» **EXERCISE REQUIREMENTS**
Quote all of the data below exactly, please.
──────── DATASET CONTENT
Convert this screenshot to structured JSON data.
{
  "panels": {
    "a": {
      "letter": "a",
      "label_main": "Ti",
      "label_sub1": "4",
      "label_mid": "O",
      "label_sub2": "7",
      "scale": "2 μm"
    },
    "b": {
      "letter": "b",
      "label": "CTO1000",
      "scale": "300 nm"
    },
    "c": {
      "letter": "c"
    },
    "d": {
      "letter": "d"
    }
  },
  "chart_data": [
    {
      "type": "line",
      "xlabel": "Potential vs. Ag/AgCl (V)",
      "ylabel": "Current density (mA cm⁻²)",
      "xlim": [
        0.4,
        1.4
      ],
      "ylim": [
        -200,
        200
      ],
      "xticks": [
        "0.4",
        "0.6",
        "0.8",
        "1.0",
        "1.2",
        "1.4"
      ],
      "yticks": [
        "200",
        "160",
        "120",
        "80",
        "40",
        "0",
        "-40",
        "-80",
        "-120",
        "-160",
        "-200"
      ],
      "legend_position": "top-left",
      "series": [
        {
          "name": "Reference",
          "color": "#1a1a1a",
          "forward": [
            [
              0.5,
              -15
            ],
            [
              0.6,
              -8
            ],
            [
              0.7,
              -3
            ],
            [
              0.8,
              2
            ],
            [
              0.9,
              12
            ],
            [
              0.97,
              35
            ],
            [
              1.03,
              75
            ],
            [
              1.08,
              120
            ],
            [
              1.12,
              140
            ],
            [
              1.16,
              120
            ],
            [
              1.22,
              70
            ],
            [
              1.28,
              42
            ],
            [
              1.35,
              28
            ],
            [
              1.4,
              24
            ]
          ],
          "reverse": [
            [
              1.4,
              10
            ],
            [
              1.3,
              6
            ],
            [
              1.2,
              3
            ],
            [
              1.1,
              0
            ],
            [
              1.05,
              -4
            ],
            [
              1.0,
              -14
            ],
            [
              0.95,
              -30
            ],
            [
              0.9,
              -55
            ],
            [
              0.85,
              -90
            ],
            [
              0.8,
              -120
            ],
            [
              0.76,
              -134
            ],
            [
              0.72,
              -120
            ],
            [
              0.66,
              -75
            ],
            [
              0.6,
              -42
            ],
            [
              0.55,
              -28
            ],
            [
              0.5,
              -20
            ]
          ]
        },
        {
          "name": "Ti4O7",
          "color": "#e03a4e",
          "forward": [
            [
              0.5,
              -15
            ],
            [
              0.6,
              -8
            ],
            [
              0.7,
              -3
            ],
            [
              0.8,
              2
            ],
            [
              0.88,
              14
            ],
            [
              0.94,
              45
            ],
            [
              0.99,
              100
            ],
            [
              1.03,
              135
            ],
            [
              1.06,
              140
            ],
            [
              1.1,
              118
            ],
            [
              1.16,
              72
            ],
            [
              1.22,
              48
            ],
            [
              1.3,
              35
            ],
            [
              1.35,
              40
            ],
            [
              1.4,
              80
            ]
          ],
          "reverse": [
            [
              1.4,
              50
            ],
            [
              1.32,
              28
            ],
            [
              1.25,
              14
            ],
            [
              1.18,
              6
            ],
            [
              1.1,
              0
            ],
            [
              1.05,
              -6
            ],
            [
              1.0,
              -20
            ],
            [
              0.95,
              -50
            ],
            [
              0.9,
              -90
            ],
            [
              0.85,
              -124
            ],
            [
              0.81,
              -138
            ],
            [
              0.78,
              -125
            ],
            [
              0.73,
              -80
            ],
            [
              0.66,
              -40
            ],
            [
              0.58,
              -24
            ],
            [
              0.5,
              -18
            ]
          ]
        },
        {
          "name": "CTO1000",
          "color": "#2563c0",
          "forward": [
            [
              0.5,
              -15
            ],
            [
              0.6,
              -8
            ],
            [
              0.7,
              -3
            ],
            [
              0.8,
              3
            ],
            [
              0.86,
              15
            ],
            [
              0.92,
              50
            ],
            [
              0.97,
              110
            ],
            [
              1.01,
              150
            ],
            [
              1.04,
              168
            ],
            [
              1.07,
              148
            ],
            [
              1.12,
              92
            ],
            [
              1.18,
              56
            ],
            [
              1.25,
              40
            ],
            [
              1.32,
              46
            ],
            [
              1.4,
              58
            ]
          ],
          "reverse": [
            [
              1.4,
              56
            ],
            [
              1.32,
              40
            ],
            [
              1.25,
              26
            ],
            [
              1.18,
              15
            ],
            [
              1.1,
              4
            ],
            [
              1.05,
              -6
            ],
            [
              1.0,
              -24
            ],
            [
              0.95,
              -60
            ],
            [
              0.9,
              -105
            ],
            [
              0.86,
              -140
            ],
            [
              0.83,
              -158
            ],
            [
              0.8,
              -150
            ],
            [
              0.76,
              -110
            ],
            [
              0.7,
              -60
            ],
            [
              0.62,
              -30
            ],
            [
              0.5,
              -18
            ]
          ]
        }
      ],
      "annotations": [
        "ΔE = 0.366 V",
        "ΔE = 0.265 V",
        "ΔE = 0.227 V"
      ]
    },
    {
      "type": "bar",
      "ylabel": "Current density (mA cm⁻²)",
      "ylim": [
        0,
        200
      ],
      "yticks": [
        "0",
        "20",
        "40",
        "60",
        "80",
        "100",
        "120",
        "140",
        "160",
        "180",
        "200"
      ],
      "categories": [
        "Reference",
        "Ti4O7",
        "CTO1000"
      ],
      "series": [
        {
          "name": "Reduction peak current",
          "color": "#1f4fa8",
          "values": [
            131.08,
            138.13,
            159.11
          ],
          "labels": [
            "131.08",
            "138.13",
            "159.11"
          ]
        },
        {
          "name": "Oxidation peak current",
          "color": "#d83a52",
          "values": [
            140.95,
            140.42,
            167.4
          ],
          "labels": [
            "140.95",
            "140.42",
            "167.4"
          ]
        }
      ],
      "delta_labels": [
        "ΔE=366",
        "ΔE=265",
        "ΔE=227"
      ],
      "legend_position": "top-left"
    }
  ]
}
────────────────
» **RESULT OF THE TASK**
Convert this screenshot to structured JSON data.
{
  "panels": {
    "a": {
      "letter": "a",
      "label_main": "Ti",
      "label_sub1": "4",
      "label_mid": "O",
      "label_sub2": "7",
      "scale": "2 μm"
    },
    "b": {
      "letter": "b",
      "label": "CTO1000",
      "scale": "300 nm"
    },
    "c": {
      "letter": "c"
    },
    "d": {
      "letter": "d"
    }
  },
  "chart_data": [
    {
      "type": "line",
      "xlabel": "Potential vs. Ag/AgCl (V)",
      "ylabel": "Current density (mA cm⁻²)",
      "xlim": [
        0.4,
        1.4
      ],
      "ylim": [
        -200,
        200
      ],
      "xticks": [
        "0.4",
        "0.6",
        "0.8",
        "1.0",
        "1.2",
        "1.4"
      ],
      "yticks": [
        "200",
        "160",
        "120",
        "80",
        "40",
        "0",
        "-40",
        "-80",
        "-120",
        "-160",
        "-200"
      ],
      "legend_position": "top-left",
      "series": [
        {
          "name": "Reference",
          "color": "#1a1a1a",
          "forward": [
            [
              0.5,
              -15
            ],
            [
              0.6,
              -8
            ],
            [
              0.7,
              -3
            ],
            [
              0.8,
              2
            ],
            [
              0.9,
              12
            ],
            [
              0.97,
              35
            ],
            [
              1.03,
              75
            ],
            [
              1.08,
              120
            ],
            [
              1.12,
              140
            ],
            [
              1.16,
              120
            ],
            [
              1.22,
              70
            ],
            [
              1.28,
              42
            ],
            [
              1.35,
              28
            ],
            [
              1.4,
              24
            ]
          ],
          "reverse": [
            [
              1.4,
              10
            ],
            [
              1.3,
              6
            ],
            [
              1.2,
              3
            ],
            [
              1.1,
              0
            ],
            [
              1.05,
              -4
            ],
            [
              1.0,
              -14
            ],
            [
              0.95,
              -30
            ],
            [
              0.9,
              -55
            ],
            [
              0.85,
              -90
            ],
            [
              0.8,
              -120
            ],
            [
              0.76,
              -134
            ],
            [
              0.72,
              -120
            ],
            [
              0.66,
              -75
            ],
            [
              0.6,
              -42
            ],
            [
              0.55,
              -28
            ],
            [
              0.5,
              -20
            ]
          ]
        },
        {
          "name": "Ti4O7",
          "color": "#e03a4e",
          "forward": [
            [
              0.5,
              -15
            ],
            [
              0.6,
              -8
            ],
            [
              0.7,
              -3
            ],
            [
              0.8,
              2
            ],
            [
              0.88,
              14
            ],
            [
              0.94,
              45
            ],
            [
              0.99,
              100
            ],
            [
              1.03,
              135
            ],
            [
              1.06,
              140
            ],
            [
              1.1,
              118
            ],
            [
              1.16,
              72
            ],
            [
              1.22,
              48
            ],
            [
              1.3,
              35
            ],
            [
              1.35,
              40
            ],
            [
              1.4,
              80
            ]
          ],
          "reverse": [
            [
              1.4,
              50
            ],
            [
              1.32,
              28
            ],
            [
              1.25,
              14
            ],
            [
              1.18,
              6
            ],
            [
              1.1,
              0
            ],
            [
              1.05,
              -6
            ],
            [
              1.0,
              -20
            ],
            [
              0.95,
              -50
            ],
            [
              0.9,
              -90
            ],
            [
              0.85,
              -124
            ],
            [
              0.81,
              -138
            ],
            [
              0.78,
              -125
            ],
            [
              0.73,
              -80
            ],
            [
              0.66,
              -40
            ],
            [
              0.58,
              -24
            ],
            [
              0.5,
              -18
            ]
          ]
        },
        {
          "name": "CTO1000",
          "color": "#2563c0",
          "forward": [
            [
              0.5,
              -15
            ],
            [
              0.6,
              -8
            ],
            [
              0.7,
              -3
            ],
            [
              0.8,
              3
            ],
            [
              0.86,
              15
            ],
            [
              0.92,
              50
            ],
            [
              0.97,
              110
            ],
            [
              1.01,
              150
            ],
            [
              1.04,
              168
            ],
            [
              1.07,
              148
            ],
            [
              1.12,
              92
            ],
            [
              1.18,
              56
            ],
            [
              1.25,
              40
            ],
            [
              1.32,
              46
            ],
            [
              1.4,
              58
            ]
          ],
          "reverse": [
            [
              1.4,
              56
            ],
            [
              1.32,
              40
            ],
            [
              1.25,
              26
            ],
            [
              1.18,
              15
            ],
            [
              1.1,
              4
            ],
            [
              1.05,
              -6
            ],
            [
              1.0,
              -24
            ],
            [
              0.95,
              -60
            ],
            [
              0.9,
              -105
            ],
            [
              0.86,
              -140
            ],
            [
              0.83,
              -158
            ],
            [
              0.8,
              -150
            ],
            [
              0.76,
              -110
            ],
            [
              0.7,
              -60
            ],
            [
              0.62,
              -30
            ],
            [
              0.5,
              -18
            ]
          ]
        }
      ],
      "annotations": [
        "ΔE = 0.366 V",
        "ΔE = 0.265 V",
        "ΔE = 0.227 V"
      ]
    },
    {
      "type": "bar",
      "ylabel": "Current density (mA cm⁻²)",
      "ylim": [
        0,
        200
      ],
      "yticks": [
        "0",
        "20",
        "40",
        "60",
        "80",
        "100",
        "120",
        "140",
        "160",
        "180",
        "200"
      ],
      "categories": [
        "Reference",
        "Ti4O7",
        "CTO1000"
      ],
      "series": [
        {
          "name": "Reduction peak current",
          "color": "#1f4fa8",
          "values": [
            131.08,
            138.13,
            159.11
          ],
          "labels": [
            "131.08",
            "138.13",
            "159.11"
          ]
        },
        {
          "name": "Oxidation peak current",
          "color": "#d83a52",
          "values": [
            140.95,
            140.42,
            167.4
          ],
          "labels": [
            "140.95",
            "140.42",
            "167.4"
          ]
        }
      ],
      "delta_labels": [
        "ΔE=366",
        "ΔE=265",
        "ΔE=227"
      ],
      "legend_position": "top-left"
    }
  ]
}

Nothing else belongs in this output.